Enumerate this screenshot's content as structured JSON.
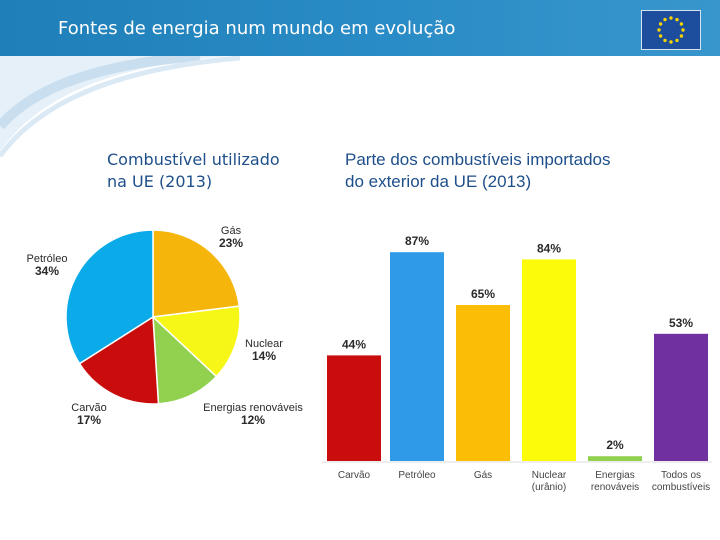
{
  "header": {
    "title": "Fontes de energia num mundo em evolução"
  },
  "colors": {
    "header": "#2a8cc6",
    "subtitle": "#1f4f8a",
    "eu_blue": "#1d4e9e",
    "eu_star": "#f7d300"
  },
  "chart_data": [
    {
      "type": "pie",
      "title_lines": [
        "Combustível utilizado",
        "na UE (2013)"
      ],
      "slices": [
        {
          "name": "Gás",
          "value": 23,
          "color": "#f6b50a"
        },
        {
          "name": "Nuclear",
          "value": 14,
          "color": "#f7f717"
        },
        {
          "name": "Energias renováveis",
          "value": 12,
          "color": "#92d050"
        },
        {
          "name": "Carvão",
          "value": 17,
          "color": "#c90d0d"
        },
        {
          "name": "Petróleo",
          "value": 34,
          "color": "#0aabe8"
        }
      ],
      "labels": [
        {
          "name": "Gás",
          "pct": "23%"
        },
        {
          "name": "Nuclear",
          "pct": "14%"
        },
        {
          "name": "Energias renováveis",
          "pct": "12%"
        },
        {
          "name": "Carvão",
          "pct": "17%"
        },
        {
          "name": "Petróleo",
          "pct": "34%"
        }
      ]
    },
    {
      "type": "bar",
      "title_lines": [
        "Parte dos combustíveis importados",
        "do exterior da UE (2013)"
      ],
      "categories": [
        [
          "Carvão"
        ],
        [
          "Petróleo"
        ],
        [
          "Gás"
        ],
        [
          "Nuclear",
          "(urânio)"
        ],
        [
          "Energias",
          "renováveis"
        ],
        [
          "Todos os",
          "combustíveis"
        ]
      ],
      "values": [
        44,
        87,
        65,
        84,
        2,
        53
      ],
      "value_labels": [
        "44%",
        "87%",
        "65%",
        "84%",
        "2%",
        "53%"
      ],
      "colors": [
        "#c90d0d",
        "#2f9be8",
        "#fbbd06",
        "#fcfc0a",
        "#92d050",
        "#7030a0"
      ],
      "ylim": [
        0,
        100
      ]
    }
  ]
}
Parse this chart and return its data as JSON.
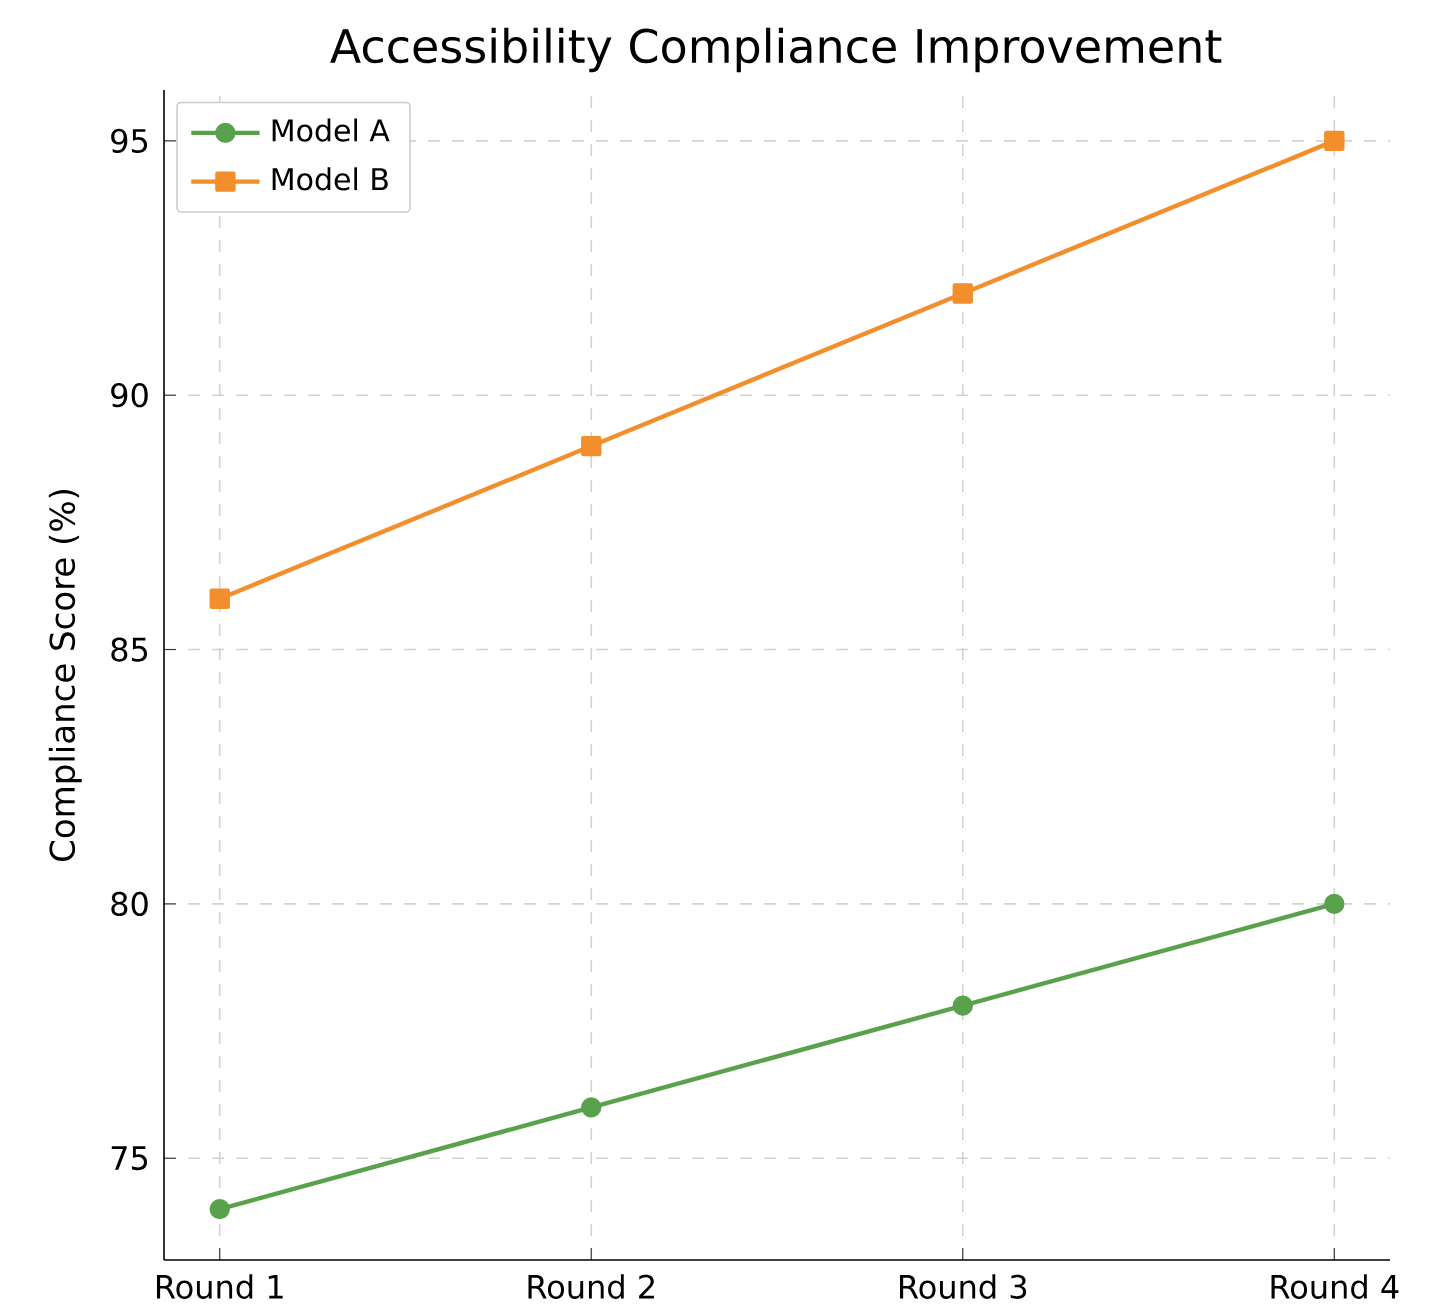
{
  "chart_data": {
    "type": "line",
    "title": "Accessibility Compliance Improvement",
    "ylabel": "Compliance Score (%)",
    "categories": [
      "Round 1",
      "Round 2",
      "Round 3",
      "Round 4"
    ],
    "series": [
      {
        "name": "Model A",
        "color": "#5aa14c",
        "values": [
          74,
          76,
          78,
          80
        ],
        "marker": "circle"
      },
      {
        "name": "Model B",
        "color": "#f28e2b",
        "values": [
          86,
          89,
          92,
          95
        ],
        "marker": "square"
      }
    ],
    "ylim": [
      73,
      96
    ],
    "yticks": [
      75,
      80,
      85,
      90,
      95
    ],
    "grid": true,
    "legend": "top left",
    "line_style": "solid"
  }
}
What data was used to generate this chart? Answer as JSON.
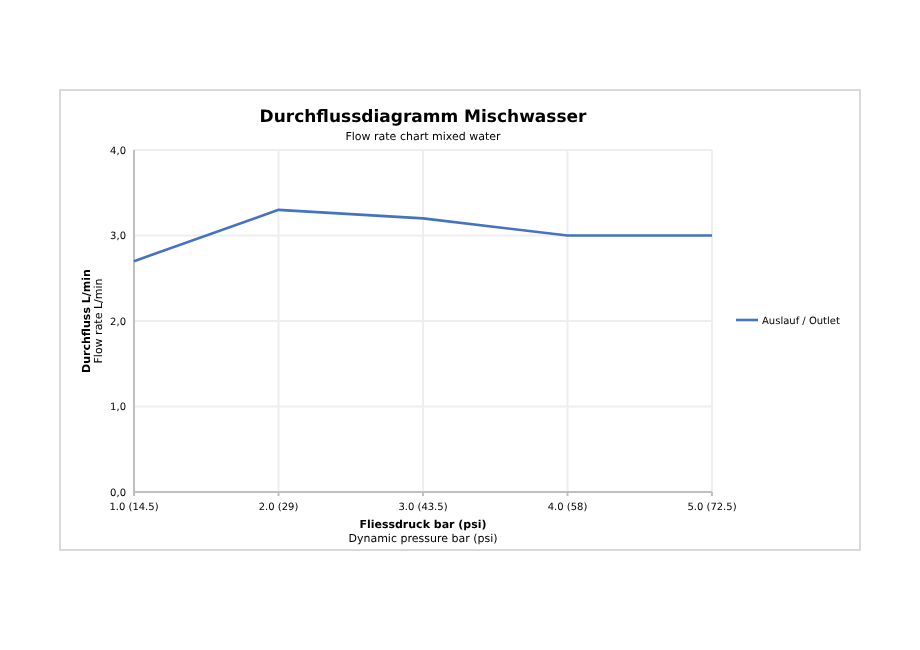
{
  "chart_data": {
    "type": "line",
    "title": "Durchflussdiagramm Mischwasser",
    "subtitle": "Flow rate chart mixed water",
    "xlabel": "Fliessdruck bar (psi)\nDynamic pressure bar (psi)",
    "ylabel": "Durchfluss L/min\nFlow rate L/min",
    "categories": [
      "1.0 (14.5)",
      "2.0 (29)",
      "3.0 (43.5)",
      "4.0 (58)",
      "5.0 (72.5)"
    ],
    "series": [
      {
        "name": "Auslauf / Outlet",
        "color": "#4472c4",
        "values": [
          2.7,
          3.3,
          3.2,
          3.0,
          3.0
        ]
      }
    ],
    "ylim": [
      0,
      4
    ],
    "yticks": [
      {
        "value": 0,
        "label": "0,0"
      },
      {
        "value": 1,
        "label": "1,0"
      },
      {
        "value": 2,
        "label": "2,0"
      },
      {
        "value": 3,
        "label": "3,0"
      },
      {
        "value": 4,
        "label": "4,0"
      }
    ],
    "grid": true,
    "legend": "right",
    "marker": "none",
    "line_style": "solid"
  }
}
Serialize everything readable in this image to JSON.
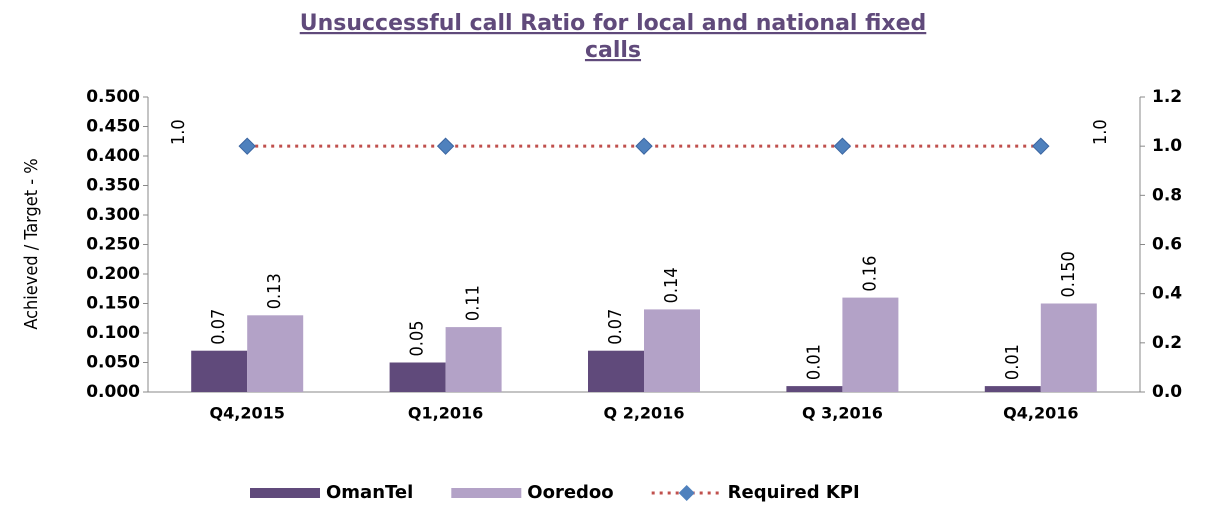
{
  "chart_data": {
    "type": "bar",
    "title": "Unsuccessful call Ratio for local and national fixed calls",
    "title_lines": [
      "Unsuccessful call Ratio for local and national fixed",
      "calls"
    ],
    "ylabel": "Achieved / Target - %",
    "categories": [
      "Q4,2015",
      "Q1,2016",
      "Q 2,2016",
      "Q 3,2016",
      "Q4,2016"
    ],
    "series": [
      {
        "name": "OmanTel",
        "color": "#604a7b",
        "values": [
          0.07,
          0.05,
          0.07,
          0.01,
          0.01
        ]
      },
      {
        "name": "Ooredoo",
        "color": "#b3a2c7",
        "values": [
          0.13,
          0.11,
          0.14,
          0.16,
          0.15
        ],
        "value_labels": [
          "0.13",
          "0.11",
          "0.14",
          "0.16",
          "0.150"
        ]
      },
      {
        "name": "Required KPI",
        "type": "line",
        "axis": "y2",
        "color": "#c0504d",
        "marker_color": "#4f81bd",
        "values": [
          1.0,
          1.0,
          1.0,
          1.0,
          1.0
        ],
        "value_labels": [
          "1.0",
          null,
          null,
          null,
          "1.0"
        ]
      }
    ],
    "ylim": [
      0,
      0.5
    ],
    "yticks": [
      {
        "value": 0,
        "label": "0.000"
      },
      {
        "value": 0.05,
        "label": "0.050"
      },
      {
        "value": 0.1,
        "label": "0.100"
      },
      {
        "value": 0.15,
        "label": "0.150"
      },
      {
        "value": 0.2,
        "label": "0.200"
      },
      {
        "value": 0.25,
        "label": "0.250"
      },
      {
        "value": 0.3,
        "label": "0.300"
      },
      {
        "value": 0.35,
        "label": "0.350"
      },
      {
        "value": 0.4,
        "label": "0.400"
      },
      {
        "value": 0.45,
        "label": "0.450"
      },
      {
        "value": 0.5,
        "label": "0.500"
      }
    ],
    "y2lim": [
      0,
      1.2
    ],
    "y2ticks": [
      {
        "value": 0,
        "label": "0.0"
      },
      0.2,
      0.4,
      0.6,
      0.8,
      {
        "value": 1,
        "label": "1.0"
      },
      1.2
    ],
    "grid": false,
    "legend": "bottom"
  }
}
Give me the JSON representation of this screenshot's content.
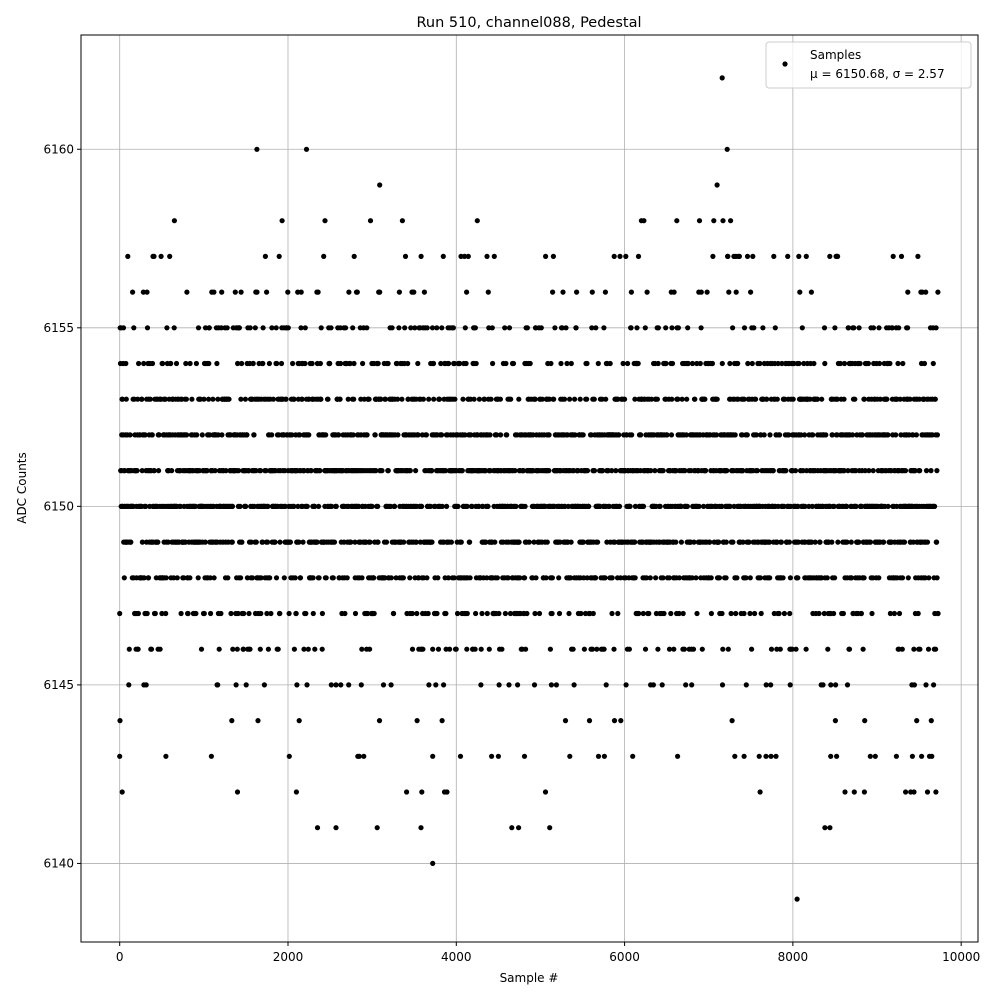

____________________

TASK BRIEF:
Images in the records should not be copied. Repeat all the rest exactly.

SOLUTION FOR THIS EXERCISE:
Enumerate this screenshot's content as structured JSON.
{
  "header": {
    "title": "Fontes de energia num mundo em evolução"
  },
  "colors": {
    "header": "#2a8cc6",
    "subtitle": "#1f4f8a",
    "eu_blue": "#1d4e9e",
    "eu_star": "#f7d300"
  },
  "chart_data": [
    {
      "type": "pie",
      "title_lines": [
        "Combustível utilizado",
        "na UE (2013)"
      ],
      "slices": [
        {
          "name": "Gás",
          "value": 23,
          "color": "#f6b50a"
        },
        {
          "name": "Nuclear",
          "value": 14,
          "color": "#f7f717"
        },
        {
          "name": "Energias renováveis",
          "value": 12,
          "color": "#92d050"
        },
        {
          "name": "Carvão",
          "value": 17,
          "color": "#c90d0d"
        },
        {
          "name": "Petróleo",
          "value": 34,
          "color": "#0aabe8"
        }
      ],
      "labels": [
        {
          "name": "Gás",
          "pct": "23%"
        },
        {
          "name": "Nuclear",
          "pct": "14%"
        },
        {
          "name": "Energias renováveis",
          "pct": "12%"
        },
        {
          "name": "Carvão",
          "pct": "17%"
        },
        {
          "name": "Petróleo",
          "pct": "34%"
        }
      ]
    },
    {
      "type": "bar",
      "title_lines": [
        "Parte dos combustíveis importados",
        "do exterior da UE (2013)"
      ],
      "categories": [
        [
          "Carvão"
        ],
        [
          "Petróleo"
        ],
        [
          "Gás"
        ],
        [
          "Nuclear",
          "(urânio)"
        ],
        [
          "Energias",
          "renováveis"
        ],
        [
          "Todos os",
          "combustíveis"
        ]
      ],
      "values": [
        44,
        87,
        65,
        84,
        2,
        53
      ],
      "value_labels": [
        "44%",
        "87%",
        "65%",
        "84%",
        "2%",
        "53%"
      ],
      "colors": [
        "#c90d0d",
        "#2f9be8",
        "#fbbd06",
        "#fcfc0a",
        "#92d050",
        "#7030a0"
      ],
      "ylim": [
        0,
        100
      ]
    }
  ]
}
Parse this chart and return its data as JSON.
{
  "chart_data": {
    "type": "line",
    "title": "Accessibility Compliance Improvement",
    "ylabel": "Compliance Score (%)",
    "categories": [
      "Round 1",
      "Round 2",
      "Round 3",
      "Round 4"
    ],
    "series": [
      {
        "name": "Model A",
        "color": "#5aa14c",
        "values": [
          74,
          76,
          78,
          80
        ],
        "marker": "circle"
      },
      {
        "name": "Model B",
        "color": "#f28e2b",
        "values": [
          86,
          89,
          92,
          95
        ],
        "marker": "square"
      }
    ],
    "ylim": [
      73,
      96
    ],
    "yticks": [
      75,
      80,
      85,
      90,
      95
    ],
    "grid": true,
    "legend": "top left",
    "line_style": "solid"
  }
}
What data was used to generate this chart? Answer as JSON.
{
  "chart_data": {
    "type": "line",
    "title": "Durchflussdiagramm Mischwasser",
    "subtitle": "Flow rate chart mixed water",
    "xlabel": "Fliessdruck bar (psi)\nDynamic pressure bar (psi)",
    "ylabel": "Durchfluss L/min\nFlow rate L/min",
    "categories": [
      "1.0 (14.5)",
      "2.0 (29)",
      "3.0 (43.5)",
      "4.0 (58)",
      "5.0 (72.5)"
    ],
    "series": [
      {
        "name": "Auslauf / Outlet",
        "color": "#4472c4",
        "values": [
          2.7,
          3.3,
          3.2,
          3.0,
          3.0
        ]
      }
    ],
    "ylim": [
      0,
      4
    ],
    "yticks": [
      {
        "value": 0,
        "label": "0,0"
      },
      {
        "value": 1,
        "label": "1,0"
      },
      {
        "value": 2,
        "label": "2,0"
      },
      {
        "value": 3,
        "label": "3,0"
      },
      {
        "value": 4,
        "label": "4,0"
      }
    ],
    "grid": true,
    "legend": "right",
    "marker": "none",
    "line_style": "solid"
  }
}
Serialize everything readable in this image to JSON.
{
  "chart_data": {
    "type": "bar",
    "title": "Unsuccessful call Ratio for local and national fixed calls",
    "title_lines": [
      "Unsuccessful call Ratio for local and national fixed",
      "calls"
    ],
    "ylabel": "Achieved / Target - %",
    "categories": [
      "Q4,2015",
      "Q1,2016",
      "Q 2,2016",
      "Q 3,2016",
      "Q4,2016"
    ],
    "series": [
      {
        "name": "OmanTel",
        "color": "#604a7b",
        "values": [
          0.07,
          0.05,
          0.07,
          0.01,
          0.01
        ]
      },
      {
        "name": "Ooredoo",
        "color": "#b3a2c7",
        "values": [
          0.13,
          0.11,
          0.14,
          0.16,
          0.15
        ],
        "value_labels": [
          "0.13",
          "0.11",
          "0.14",
          "0.16",
          "0.150"
        ]
      },
      {
        "name": "Required KPI",
        "type": "line",
        "axis": "y2",
        "color": "#c0504d",
        "marker_color": "#4f81bd",
        "values": [
          1.0,
          1.0,
          1.0,
          1.0,
          1.0
        ],
        "value_labels": [
          "1.0",
          null,
          null,
          null,
          "1.0"
        ]
      }
    ],
    "ylim": [
      0,
      0.5
    ],
    "yticks": [
      {
        "value": 0,
        "label": "0.000"
      },
      {
        "value": 0.05,
        "label": "0.050"
      },
      {
        "value": 0.1,
        "label": "0.100"
      },
      {
        "value": 0.15,
        "label": "0.150"
      },
      {
        "value": 0.2,
        "label": "0.200"
      },
      {
        "value": 0.25,
        "label": "0.250"
      },
      {
        "value": 0.3,
        "label": "0.300"
      },
      {
        "value": 0.35,
        "label": "0.350"
      },
      {
        "value": 0.4,
        "label": "0.400"
      },
      {
        "value": 0.45,
        "label": "0.450"
      },
      {
        "value": 0.5,
        "label": "0.500"
      }
    ],
    "y2lim": [
      0,
      1.2
    ],
    "y2ticks": [
      {
        "value": 0,
        "label": "0.0"
      },
      0.2,
      0.4,
      0.6,
      0.8,
      {
        "value": 1,
        "label": "1.0"
      },
      1.2
    ],
    "grid": false,
    "legend": "bottom"
  }
}
Give me the JSON representation of this screenshot's content.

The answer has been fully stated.